Exercise directions – Your task is to give the listing below back word for word, pictures excluded.

-- Begin Supplied material --

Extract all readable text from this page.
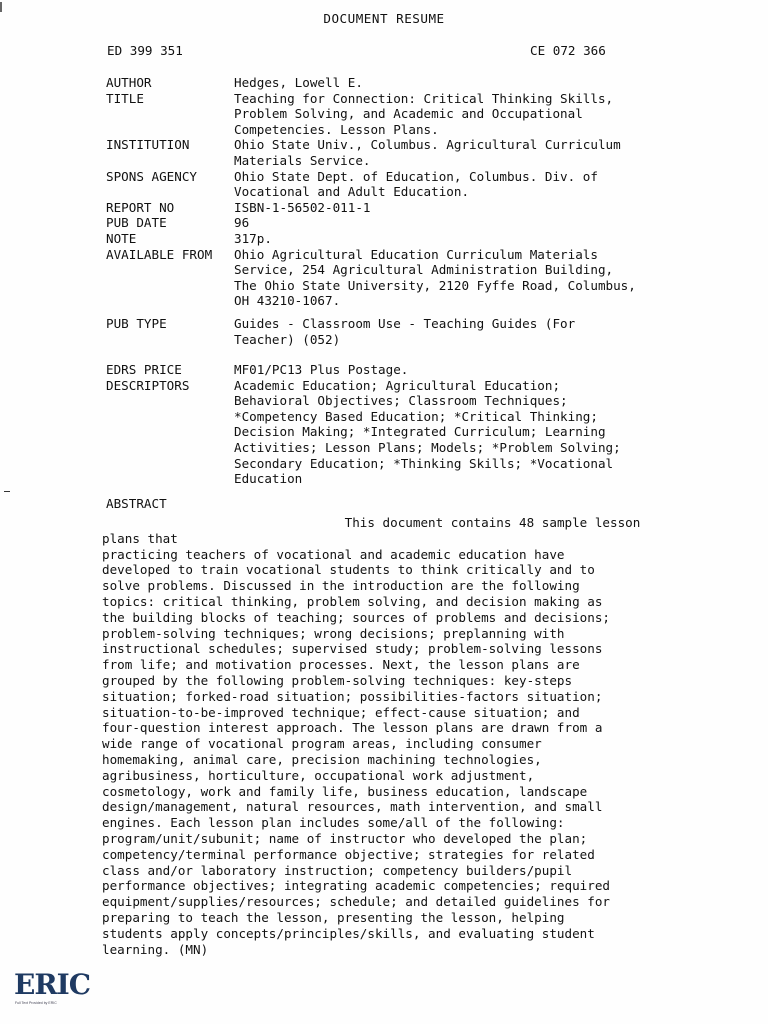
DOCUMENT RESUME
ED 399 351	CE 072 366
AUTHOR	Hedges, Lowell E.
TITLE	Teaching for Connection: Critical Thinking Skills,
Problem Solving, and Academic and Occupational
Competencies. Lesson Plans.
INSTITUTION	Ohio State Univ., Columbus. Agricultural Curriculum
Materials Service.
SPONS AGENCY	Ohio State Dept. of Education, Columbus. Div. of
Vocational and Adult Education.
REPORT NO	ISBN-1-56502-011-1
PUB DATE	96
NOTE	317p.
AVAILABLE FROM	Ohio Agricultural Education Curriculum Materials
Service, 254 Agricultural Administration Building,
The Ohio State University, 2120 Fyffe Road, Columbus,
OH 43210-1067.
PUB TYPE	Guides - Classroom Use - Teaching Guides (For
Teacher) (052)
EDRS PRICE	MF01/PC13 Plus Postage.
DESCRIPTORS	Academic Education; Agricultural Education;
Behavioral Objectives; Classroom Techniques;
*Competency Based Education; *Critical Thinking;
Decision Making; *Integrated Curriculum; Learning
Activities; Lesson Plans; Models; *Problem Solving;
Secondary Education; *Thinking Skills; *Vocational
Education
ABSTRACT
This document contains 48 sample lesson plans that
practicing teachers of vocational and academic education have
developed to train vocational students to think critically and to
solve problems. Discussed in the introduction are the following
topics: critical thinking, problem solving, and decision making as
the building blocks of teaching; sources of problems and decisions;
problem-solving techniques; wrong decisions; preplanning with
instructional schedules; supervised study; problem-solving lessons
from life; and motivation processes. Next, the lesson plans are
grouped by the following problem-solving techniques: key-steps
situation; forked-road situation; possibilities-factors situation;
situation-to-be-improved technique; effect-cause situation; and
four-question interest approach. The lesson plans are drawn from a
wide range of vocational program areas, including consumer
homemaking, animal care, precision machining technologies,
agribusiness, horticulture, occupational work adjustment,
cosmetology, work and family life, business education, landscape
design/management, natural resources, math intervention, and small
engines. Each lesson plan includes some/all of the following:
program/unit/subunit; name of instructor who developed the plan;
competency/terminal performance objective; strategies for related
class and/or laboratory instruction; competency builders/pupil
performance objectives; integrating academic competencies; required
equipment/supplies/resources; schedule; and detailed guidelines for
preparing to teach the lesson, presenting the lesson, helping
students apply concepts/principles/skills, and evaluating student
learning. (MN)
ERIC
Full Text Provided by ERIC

-- End Supplied material --

Solution to this task –
Extract all readable text from this page.
DOCUMENT RESUME
ED 399 351	CE 072 366
AUTHOR	Hedges, Lowell E.
TITLE	Teaching for Connection: Critical Thinking Skills,
Problem Solving, and Academic and Occupational
Competencies. Lesson Plans.
INSTITUTION	Ohio State Univ., Columbus. Agricultural Curriculum
Materials Service.
SPONS AGENCY	Ohio State Dept. of Education, Columbus. Div. of
Vocational and Adult Education.
REPORT NO	ISBN-1-56502-011-1
PUB DATE	96
NOTE	317p.
AVAILABLE FROM	Ohio Agricultural Education Curriculum Materials
Service, 254 Agricultural Administration Building,
The Ohio State University, 2120 Fyffe Road, Columbus,
OH 43210-1067.
PUB TYPE	Guides - Classroom Use - Teaching Guides (For
Teacher) (052)
EDRS PRICE	MF01/PC13 Plus Postage.
DESCRIPTORS	Academic Education; Agricultural Education;
Behavioral Objectives; Classroom Techniques;
*Competency Based Education; *Critical Thinking;
Decision Making; *Integrated Curriculum; Learning
Activities; Lesson Plans; Models; *Problem Solving;
Secondary Education; *Thinking Skills; *Vocational
Education
ABSTRACT
This document contains 48 sample lesson plans that
practicing teachers of vocational and academic education have
developed to train vocational students to think critically and to
solve problems. Discussed in the introduction are the following
topics: critical thinking, problem solving, and decision making as
the building blocks of teaching; sources of problems and decisions;
problem-solving techniques; wrong decisions; preplanning with
instructional schedules; supervised study; problem-solving lessons
from life; and motivation processes. Next, the lesson plans are
grouped by the following problem-solving techniques: key-steps
situation; forked-road situation; possibilities-factors situation;
situation-to-be-improved technique; effect-cause situation; and
four-question interest approach. The lesson plans are drawn from a
wide range of vocational program areas, including consumer
homemaking, animal care, precision machining technologies,
agribusiness, horticulture, occupational work adjustment,
cosmetology, work and family life, business education, landscape
design/management, natural resources, math intervention, and small
engines. Each lesson plan includes some/all of the following:
program/unit/subunit; name of instructor who developed the plan;
competency/terminal performance objective; strategies for related
class and/or laboratory instruction; competency builders/pupil
performance objectives; integrating academic competencies; required
equipment/supplies/resources; schedule; and detailed guidelines for
preparing to teach the lesson, presenting the lesson, helping
students apply concepts/principles/skills, and evaluating student
learning. (MN)
ERIC
Full Text Provided by ERIC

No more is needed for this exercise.